### Written problem
Write only the number of lines in the records beneath that hold "JSON".

#### Records provided

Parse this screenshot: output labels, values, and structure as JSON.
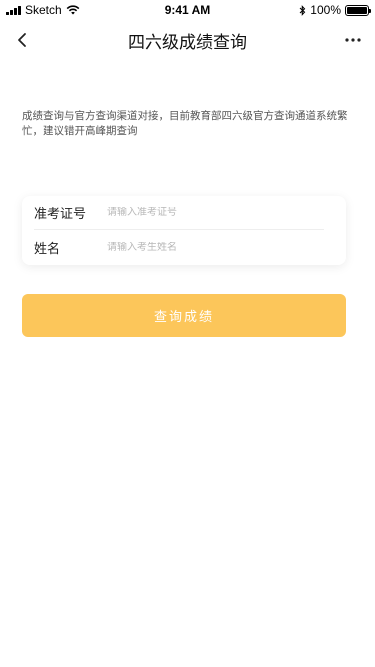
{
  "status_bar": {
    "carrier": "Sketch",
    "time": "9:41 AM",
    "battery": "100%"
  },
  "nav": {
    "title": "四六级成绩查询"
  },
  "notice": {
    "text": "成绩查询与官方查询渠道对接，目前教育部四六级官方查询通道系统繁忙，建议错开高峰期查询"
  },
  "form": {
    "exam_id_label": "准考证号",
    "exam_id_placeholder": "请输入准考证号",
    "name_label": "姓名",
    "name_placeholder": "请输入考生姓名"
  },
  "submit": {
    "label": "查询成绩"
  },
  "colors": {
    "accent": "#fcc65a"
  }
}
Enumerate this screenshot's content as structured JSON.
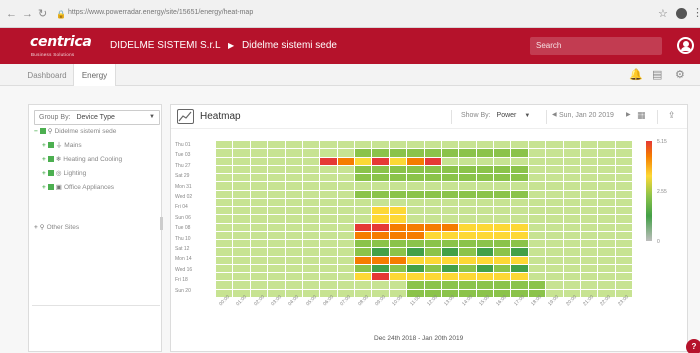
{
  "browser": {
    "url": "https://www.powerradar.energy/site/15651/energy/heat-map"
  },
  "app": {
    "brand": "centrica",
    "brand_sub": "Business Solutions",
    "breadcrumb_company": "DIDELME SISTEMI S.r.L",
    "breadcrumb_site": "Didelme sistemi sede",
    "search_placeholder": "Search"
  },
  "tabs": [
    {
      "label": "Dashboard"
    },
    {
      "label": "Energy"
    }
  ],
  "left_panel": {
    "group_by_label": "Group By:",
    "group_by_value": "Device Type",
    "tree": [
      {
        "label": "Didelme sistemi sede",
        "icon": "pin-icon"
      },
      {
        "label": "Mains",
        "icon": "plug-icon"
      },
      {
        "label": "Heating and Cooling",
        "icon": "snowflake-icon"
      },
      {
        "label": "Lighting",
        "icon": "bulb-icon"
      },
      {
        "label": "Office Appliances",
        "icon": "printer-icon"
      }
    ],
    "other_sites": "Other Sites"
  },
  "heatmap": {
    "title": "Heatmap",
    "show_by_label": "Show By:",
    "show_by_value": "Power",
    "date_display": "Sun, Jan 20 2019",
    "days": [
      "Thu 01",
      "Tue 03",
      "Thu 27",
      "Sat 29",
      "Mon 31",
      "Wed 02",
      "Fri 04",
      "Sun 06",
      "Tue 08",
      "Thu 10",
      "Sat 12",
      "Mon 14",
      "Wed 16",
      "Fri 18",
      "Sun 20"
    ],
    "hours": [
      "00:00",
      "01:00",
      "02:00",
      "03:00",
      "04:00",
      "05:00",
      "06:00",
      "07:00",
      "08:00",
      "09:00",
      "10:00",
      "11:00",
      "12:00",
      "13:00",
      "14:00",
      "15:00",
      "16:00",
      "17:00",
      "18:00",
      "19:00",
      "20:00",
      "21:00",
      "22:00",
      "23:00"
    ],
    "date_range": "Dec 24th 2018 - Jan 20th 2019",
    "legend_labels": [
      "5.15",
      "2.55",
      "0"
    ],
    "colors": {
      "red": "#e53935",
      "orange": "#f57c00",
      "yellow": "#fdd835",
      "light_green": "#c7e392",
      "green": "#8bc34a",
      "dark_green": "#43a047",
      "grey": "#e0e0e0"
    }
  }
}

########
#### Records provided

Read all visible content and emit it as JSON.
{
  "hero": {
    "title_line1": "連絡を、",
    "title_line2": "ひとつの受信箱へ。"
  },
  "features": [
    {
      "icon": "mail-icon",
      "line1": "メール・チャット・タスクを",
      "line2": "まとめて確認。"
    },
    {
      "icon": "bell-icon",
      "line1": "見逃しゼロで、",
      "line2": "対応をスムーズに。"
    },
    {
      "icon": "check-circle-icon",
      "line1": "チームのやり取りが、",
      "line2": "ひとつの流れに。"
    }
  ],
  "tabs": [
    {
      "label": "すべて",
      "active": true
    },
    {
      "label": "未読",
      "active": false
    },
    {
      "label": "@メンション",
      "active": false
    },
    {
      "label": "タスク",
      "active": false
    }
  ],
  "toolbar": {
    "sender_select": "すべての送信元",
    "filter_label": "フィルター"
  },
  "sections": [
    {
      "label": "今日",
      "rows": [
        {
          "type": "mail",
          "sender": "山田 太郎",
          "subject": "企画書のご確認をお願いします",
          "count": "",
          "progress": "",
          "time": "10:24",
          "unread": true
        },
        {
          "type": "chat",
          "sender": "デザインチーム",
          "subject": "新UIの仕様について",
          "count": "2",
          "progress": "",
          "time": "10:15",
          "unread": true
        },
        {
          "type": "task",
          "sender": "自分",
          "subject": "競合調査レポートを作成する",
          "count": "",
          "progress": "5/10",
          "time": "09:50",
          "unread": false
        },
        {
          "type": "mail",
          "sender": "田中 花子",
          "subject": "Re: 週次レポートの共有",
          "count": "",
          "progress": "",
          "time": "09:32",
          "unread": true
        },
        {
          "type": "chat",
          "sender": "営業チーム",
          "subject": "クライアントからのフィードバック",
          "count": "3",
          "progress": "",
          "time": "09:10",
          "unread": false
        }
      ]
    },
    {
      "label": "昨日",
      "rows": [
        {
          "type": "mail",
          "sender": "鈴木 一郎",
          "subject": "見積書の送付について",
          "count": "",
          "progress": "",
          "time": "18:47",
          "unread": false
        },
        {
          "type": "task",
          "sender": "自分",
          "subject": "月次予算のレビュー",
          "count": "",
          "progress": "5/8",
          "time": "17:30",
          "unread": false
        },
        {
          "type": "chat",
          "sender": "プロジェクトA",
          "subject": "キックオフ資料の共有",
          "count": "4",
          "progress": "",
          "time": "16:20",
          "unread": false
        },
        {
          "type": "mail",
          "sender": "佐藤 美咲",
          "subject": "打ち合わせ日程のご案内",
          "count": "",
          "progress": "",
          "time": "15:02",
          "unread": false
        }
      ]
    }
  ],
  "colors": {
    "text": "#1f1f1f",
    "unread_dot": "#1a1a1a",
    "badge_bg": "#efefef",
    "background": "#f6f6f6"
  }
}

########

### Result for this task
3